──────── 待处理数据

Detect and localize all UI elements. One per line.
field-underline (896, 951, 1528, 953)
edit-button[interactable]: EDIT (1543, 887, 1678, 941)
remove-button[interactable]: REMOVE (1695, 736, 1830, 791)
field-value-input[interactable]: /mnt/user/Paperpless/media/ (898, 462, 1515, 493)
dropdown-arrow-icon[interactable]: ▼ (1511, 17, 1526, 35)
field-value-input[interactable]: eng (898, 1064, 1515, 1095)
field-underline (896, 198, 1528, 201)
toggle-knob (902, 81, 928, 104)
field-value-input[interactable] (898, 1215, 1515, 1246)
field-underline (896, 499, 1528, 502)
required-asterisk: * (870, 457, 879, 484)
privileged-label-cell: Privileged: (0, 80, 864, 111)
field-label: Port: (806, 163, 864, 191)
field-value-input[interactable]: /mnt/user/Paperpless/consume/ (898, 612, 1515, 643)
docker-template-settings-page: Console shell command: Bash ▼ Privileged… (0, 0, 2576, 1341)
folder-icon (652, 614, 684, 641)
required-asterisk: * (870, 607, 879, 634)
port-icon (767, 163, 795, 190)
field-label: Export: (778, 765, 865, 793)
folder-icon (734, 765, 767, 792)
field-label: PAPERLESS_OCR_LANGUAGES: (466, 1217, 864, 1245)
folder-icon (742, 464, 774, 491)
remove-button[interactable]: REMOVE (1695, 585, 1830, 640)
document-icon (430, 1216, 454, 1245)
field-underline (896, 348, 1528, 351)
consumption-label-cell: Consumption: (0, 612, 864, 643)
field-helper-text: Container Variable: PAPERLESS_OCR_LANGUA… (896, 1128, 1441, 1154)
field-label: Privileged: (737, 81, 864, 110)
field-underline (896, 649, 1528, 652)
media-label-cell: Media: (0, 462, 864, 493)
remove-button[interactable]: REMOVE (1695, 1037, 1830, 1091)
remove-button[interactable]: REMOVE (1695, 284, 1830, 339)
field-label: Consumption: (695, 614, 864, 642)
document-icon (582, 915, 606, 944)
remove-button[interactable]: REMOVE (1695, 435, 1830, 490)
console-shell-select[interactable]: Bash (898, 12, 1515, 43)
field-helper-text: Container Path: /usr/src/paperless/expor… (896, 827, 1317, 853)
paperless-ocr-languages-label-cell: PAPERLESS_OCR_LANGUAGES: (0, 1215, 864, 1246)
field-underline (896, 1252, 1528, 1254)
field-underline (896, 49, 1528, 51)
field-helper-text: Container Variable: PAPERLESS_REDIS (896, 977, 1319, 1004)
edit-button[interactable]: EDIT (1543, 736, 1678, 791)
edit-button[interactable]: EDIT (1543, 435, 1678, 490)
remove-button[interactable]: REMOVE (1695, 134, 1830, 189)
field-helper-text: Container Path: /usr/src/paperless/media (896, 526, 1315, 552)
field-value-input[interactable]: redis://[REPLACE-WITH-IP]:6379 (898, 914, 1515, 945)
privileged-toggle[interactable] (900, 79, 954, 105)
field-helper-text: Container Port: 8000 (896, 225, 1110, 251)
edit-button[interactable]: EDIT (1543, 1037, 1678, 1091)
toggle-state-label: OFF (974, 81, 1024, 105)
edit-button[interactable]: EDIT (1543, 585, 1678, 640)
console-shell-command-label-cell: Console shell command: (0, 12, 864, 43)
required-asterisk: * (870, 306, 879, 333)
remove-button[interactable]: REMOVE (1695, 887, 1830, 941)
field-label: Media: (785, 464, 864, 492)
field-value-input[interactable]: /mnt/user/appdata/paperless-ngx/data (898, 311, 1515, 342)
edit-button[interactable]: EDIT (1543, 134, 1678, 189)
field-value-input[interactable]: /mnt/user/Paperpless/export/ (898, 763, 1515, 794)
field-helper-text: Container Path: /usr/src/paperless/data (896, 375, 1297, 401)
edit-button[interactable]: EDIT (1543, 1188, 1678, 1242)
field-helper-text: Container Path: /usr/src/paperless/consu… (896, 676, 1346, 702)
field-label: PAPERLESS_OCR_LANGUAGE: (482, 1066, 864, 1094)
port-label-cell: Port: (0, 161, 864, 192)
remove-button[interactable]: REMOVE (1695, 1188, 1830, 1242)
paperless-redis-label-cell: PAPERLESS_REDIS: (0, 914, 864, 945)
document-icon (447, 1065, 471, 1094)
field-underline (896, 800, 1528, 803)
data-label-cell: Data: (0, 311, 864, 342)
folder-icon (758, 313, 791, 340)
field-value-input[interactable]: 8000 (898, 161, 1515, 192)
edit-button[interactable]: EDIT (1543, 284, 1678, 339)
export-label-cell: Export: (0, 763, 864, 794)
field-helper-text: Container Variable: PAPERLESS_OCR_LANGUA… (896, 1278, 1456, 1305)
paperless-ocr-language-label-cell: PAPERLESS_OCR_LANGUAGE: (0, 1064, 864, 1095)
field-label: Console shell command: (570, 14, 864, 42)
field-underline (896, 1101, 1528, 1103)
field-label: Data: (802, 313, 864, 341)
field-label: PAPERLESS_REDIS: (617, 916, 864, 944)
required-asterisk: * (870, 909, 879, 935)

────────────────

将上面所有行中的“field-underline”修改为“field-divider”，其余内容保持不变，重新写出全部各行。

## 本题解答
Detect and localize all UI elements. One per line.
field-divider (896, 951, 1528, 953)
edit-button[interactable]: EDIT (1543, 887, 1678, 941)
remove-button[interactable]: REMOVE (1695, 736, 1830, 791)
field-value-input[interactable]: /mnt/user/Paperpless/media/ (898, 462, 1515, 493)
dropdown-arrow-icon[interactable]: ▼ (1511, 17, 1526, 35)
field-value-input[interactable]: eng (898, 1064, 1515, 1095)
field-divider (896, 198, 1528, 201)
toggle-knob (902, 81, 928, 104)
field-value-input[interactable] (898, 1215, 1515, 1246)
field-divider (896, 499, 1528, 502)
required-asterisk: * (870, 457, 879, 484)
privileged-label-cell: Privileged: (0, 80, 864, 111)
field-label: Port: (806, 163, 864, 191)
field-value-input[interactable]: /mnt/user/Paperpless/consume/ (898, 612, 1515, 643)
docker-template-settings-page: Console shell command: Bash ▼ Privileged… (0, 0, 2576, 1341)
folder-icon (652, 614, 684, 641)
required-asterisk: * (870, 607, 879, 634)
port-icon (767, 163, 795, 190)
field-label: Export: (778, 765, 865, 793)
folder-icon (734, 765, 767, 792)
field-label: PAPERLESS_OCR_LANGUAGES: (466, 1217, 864, 1245)
folder-icon (742, 464, 774, 491)
remove-button[interactable]: REMOVE (1695, 585, 1830, 640)
document-icon (430, 1216, 454, 1245)
field-divider (896, 348, 1528, 351)
consumption-label-cell: Consumption: (0, 612, 864, 643)
field-helper-text: Container Variable: PAPERLESS_OCR_LANGUA… (896, 1128, 1441, 1154)
field-label: Privileged: (737, 81, 864, 110)
field-divider (896, 649, 1528, 652)
media-label-cell: Media: (0, 462, 864, 493)
remove-button[interactable]: REMOVE (1695, 1037, 1830, 1091)
remove-button[interactable]: REMOVE (1695, 284, 1830, 339)
field-label: Consumption: (695, 614, 864, 642)
document-icon (582, 915, 606, 944)
remove-button[interactable]: REMOVE (1695, 435, 1830, 490)
console-shell-select[interactable]: Bash (898, 12, 1515, 43)
field-helper-text: Container Path: /usr/src/paperless/expor… (896, 827, 1317, 853)
paperless-ocr-languages-label-cell: PAPERLESS_OCR_LANGUAGES: (0, 1215, 864, 1246)
field-divider (896, 1252, 1528, 1254)
field-divider (896, 49, 1528, 51)
field-helper-text: Container Variable: PAPERLESS_REDIS (896, 977, 1319, 1004)
edit-button[interactable]: EDIT (1543, 736, 1678, 791)
edit-button[interactable]: EDIT (1543, 435, 1678, 490)
remove-button[interactable]: REMOVE (1695, 134, 1830, 189)
field-helper-text: Container Path: /usr/src/paperless/media (896, 526, 1315, 552)
field-value-input[interactable]: redis://[REPLACE-WITH-IP]:6379 (898, 914, 1515, 945)
privileged-toggle[interactable] (900, 79, 954, 105)
field-helper-text: Container Port: 8000 (896, 225, 1110, 251)
edit-button[interactable]: EDIT (1543, 1037, 1678, 1091)
toggle-state-label: OFF (974, 81, 1024, 105)
edit-button[interactable]: EDIT (1543, 585, 1678, 640)
console-shell-command-label-cell: Console shell command: (0, 12, 864, 43)
required-asterisk: * (870, 306, 879, 333)
remove-button[interactable]: REMOVE (1695, 887, 1830, 941)
field-label: Media: (785, 464, 864, 492)
field-value-input[interactable]: /mnt/user/appdata/paperless-ngx/data (898, 311, 1515, 342)
edit-button[interactable]: EDIT (1543, 134, 1678, 189)
field-value-input[interactable]: /mnt/user/Paperpless/export/ (898, 763, 1515, 794)
field-helper-text: Container Path: /usr/src/paperless/data (896, 375, 1297, 401)
edit-button[interactable]: EDIT (1543, 1188, 1678, 1242)
field-helper-text: Container Path: /usr/src/paperless/consu… (896, 676, 1346, 702)
field-label: PAPERLESS_OCR_LANGUAGE: (482, 1066, 864, 1094)
port-label-cell: Port: (0, 161, 864, 192)
remove-button[interactable]: REMOVE (1695, 1188, 1830, 1242)
paperless-redis-label-cell: PAPERLESS_REDIS: (0, 914, 864, 945)
document-icon (447, 1065, 471, 1094)
field-divider (896, 800, 1528, 803)
data-label-cell: Data: (0, 311, 864, 342)
folder-icon (758, 313, 791, 340)
field-value-input[interactable]: 8000 (898, 161, 1515, 192)
edit-button[interactable]: EDIT (1543, 284, 1678, 339)
export-label-cell: Export: (0, 763, 864, 794)
field-helper-text: Container Variable: PAPERLESS_OCR_LANGUA… (896, 1278, 1456, 1305)
paperless-ocr-language-label-cell: PAPERLESS_OCR_LANGUAGE: (0, 1064, 864, 1095)
field-label: Console shell command: (570, 14, 864, 42)
field-divider (896, 1101, 1528, 1103)
field-label: Data: (802, 313, 864, 341)
field-label: PAPERLESS_REDIS: (617, 916, 864, 944)
required-asterisk: * (870, 909, 879, 935)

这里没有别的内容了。